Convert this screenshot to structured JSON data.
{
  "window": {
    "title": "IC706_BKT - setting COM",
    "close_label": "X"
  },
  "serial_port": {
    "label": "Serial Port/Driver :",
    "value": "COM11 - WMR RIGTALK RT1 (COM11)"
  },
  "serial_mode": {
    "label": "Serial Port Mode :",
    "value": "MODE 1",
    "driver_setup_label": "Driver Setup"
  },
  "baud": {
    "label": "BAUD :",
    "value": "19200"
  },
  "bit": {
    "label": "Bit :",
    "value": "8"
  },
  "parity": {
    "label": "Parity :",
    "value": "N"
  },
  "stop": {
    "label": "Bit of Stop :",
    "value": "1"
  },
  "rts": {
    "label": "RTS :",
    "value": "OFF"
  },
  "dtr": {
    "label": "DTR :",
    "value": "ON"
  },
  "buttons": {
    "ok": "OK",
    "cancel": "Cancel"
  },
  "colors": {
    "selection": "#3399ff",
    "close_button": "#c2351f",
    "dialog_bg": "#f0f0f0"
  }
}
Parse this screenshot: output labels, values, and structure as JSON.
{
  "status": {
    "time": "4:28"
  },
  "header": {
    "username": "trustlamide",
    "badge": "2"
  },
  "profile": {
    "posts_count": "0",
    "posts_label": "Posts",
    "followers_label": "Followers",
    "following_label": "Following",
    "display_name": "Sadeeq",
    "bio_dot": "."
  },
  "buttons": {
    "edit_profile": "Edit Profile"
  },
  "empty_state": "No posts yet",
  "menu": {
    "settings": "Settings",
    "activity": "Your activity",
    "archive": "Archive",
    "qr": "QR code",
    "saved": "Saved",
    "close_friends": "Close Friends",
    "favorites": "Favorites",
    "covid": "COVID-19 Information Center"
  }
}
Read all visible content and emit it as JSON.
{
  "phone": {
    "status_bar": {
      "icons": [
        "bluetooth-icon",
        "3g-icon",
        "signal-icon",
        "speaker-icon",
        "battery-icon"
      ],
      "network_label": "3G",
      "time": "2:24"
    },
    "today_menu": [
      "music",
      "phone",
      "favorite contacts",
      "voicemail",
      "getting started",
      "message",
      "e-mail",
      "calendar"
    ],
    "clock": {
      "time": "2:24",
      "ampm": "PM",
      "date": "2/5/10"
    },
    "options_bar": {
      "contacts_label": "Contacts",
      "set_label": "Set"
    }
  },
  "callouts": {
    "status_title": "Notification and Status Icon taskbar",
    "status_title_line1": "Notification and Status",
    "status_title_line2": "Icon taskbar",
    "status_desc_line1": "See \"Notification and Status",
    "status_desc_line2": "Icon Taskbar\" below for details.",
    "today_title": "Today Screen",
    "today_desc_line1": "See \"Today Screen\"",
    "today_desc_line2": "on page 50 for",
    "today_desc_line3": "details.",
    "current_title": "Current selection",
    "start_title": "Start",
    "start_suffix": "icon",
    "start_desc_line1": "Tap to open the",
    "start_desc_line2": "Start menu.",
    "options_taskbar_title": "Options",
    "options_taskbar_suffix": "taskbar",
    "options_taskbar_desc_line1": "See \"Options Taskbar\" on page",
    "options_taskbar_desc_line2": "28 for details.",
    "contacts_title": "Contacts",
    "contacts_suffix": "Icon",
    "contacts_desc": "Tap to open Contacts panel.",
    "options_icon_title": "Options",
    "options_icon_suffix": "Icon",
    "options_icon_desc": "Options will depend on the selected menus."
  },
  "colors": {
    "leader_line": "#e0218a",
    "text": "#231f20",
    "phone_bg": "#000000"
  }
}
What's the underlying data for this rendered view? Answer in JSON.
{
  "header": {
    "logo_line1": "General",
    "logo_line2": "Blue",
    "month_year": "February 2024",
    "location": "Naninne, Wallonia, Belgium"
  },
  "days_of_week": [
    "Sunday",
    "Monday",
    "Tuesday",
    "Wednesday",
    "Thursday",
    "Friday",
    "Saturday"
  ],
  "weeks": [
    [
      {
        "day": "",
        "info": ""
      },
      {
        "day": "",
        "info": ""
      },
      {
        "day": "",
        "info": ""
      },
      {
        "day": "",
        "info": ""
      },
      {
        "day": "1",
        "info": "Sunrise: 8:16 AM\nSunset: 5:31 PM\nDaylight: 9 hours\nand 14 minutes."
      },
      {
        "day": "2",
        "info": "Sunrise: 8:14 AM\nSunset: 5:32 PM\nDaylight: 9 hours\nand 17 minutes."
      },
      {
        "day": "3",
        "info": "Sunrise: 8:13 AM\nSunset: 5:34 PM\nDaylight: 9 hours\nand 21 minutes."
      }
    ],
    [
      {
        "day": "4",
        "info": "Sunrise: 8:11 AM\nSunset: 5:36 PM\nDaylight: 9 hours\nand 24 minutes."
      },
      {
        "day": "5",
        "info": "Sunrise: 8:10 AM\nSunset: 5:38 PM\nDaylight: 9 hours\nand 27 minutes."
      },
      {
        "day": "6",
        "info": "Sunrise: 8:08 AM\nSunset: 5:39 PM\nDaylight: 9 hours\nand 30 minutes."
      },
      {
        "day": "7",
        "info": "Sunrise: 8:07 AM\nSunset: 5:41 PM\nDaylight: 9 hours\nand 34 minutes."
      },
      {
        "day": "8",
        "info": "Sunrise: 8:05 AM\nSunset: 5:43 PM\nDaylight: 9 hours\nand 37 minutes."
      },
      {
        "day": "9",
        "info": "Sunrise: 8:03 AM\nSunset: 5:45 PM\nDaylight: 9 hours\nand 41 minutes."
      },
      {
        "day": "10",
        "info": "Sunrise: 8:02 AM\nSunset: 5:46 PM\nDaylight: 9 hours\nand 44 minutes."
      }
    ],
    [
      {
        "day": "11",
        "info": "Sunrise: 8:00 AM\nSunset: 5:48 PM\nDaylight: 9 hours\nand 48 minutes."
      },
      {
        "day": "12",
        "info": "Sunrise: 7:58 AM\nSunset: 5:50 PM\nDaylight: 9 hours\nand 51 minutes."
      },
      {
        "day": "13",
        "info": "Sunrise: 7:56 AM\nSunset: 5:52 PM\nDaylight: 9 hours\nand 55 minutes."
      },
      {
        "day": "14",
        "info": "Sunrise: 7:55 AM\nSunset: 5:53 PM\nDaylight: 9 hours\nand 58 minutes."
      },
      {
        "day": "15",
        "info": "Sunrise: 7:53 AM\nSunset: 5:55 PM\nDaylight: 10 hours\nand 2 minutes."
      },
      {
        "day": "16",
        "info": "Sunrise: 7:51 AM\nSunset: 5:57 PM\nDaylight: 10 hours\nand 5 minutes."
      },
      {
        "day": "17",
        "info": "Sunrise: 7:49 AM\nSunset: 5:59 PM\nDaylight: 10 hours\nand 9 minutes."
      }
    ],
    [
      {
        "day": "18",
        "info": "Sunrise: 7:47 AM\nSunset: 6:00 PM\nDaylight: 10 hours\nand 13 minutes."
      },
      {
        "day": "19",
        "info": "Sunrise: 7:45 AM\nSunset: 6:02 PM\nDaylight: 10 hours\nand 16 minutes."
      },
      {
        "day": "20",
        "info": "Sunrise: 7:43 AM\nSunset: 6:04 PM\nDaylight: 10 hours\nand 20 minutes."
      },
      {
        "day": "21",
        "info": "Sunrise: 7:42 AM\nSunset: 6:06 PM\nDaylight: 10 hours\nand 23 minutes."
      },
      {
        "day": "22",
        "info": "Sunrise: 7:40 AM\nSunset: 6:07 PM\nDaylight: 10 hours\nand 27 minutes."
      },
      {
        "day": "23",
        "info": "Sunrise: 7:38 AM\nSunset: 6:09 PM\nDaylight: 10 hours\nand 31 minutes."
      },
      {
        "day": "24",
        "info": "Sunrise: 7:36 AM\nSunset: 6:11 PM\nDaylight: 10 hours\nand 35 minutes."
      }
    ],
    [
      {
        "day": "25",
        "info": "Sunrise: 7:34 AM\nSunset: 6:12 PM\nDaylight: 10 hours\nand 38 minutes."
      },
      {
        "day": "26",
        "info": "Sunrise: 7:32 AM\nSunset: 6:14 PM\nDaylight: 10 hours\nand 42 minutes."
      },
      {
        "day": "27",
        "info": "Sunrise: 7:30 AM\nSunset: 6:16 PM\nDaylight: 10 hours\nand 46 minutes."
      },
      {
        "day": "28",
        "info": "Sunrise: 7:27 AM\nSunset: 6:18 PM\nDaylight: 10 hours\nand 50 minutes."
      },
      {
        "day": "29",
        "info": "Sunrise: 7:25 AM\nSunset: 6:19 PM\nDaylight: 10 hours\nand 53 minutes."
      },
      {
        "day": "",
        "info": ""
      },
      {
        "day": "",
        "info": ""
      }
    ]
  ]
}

============================================================

**WHAT YOU SHOULD DO:** Copy each line of the records containing the string "this".

**WRITTEN SOLUTION:**
Convert this screenshot to structured JSON data.
Parse this screenshot: output labels, values, and structure as JSON.
What's the underlying data for this rendered view? Answer in JSON.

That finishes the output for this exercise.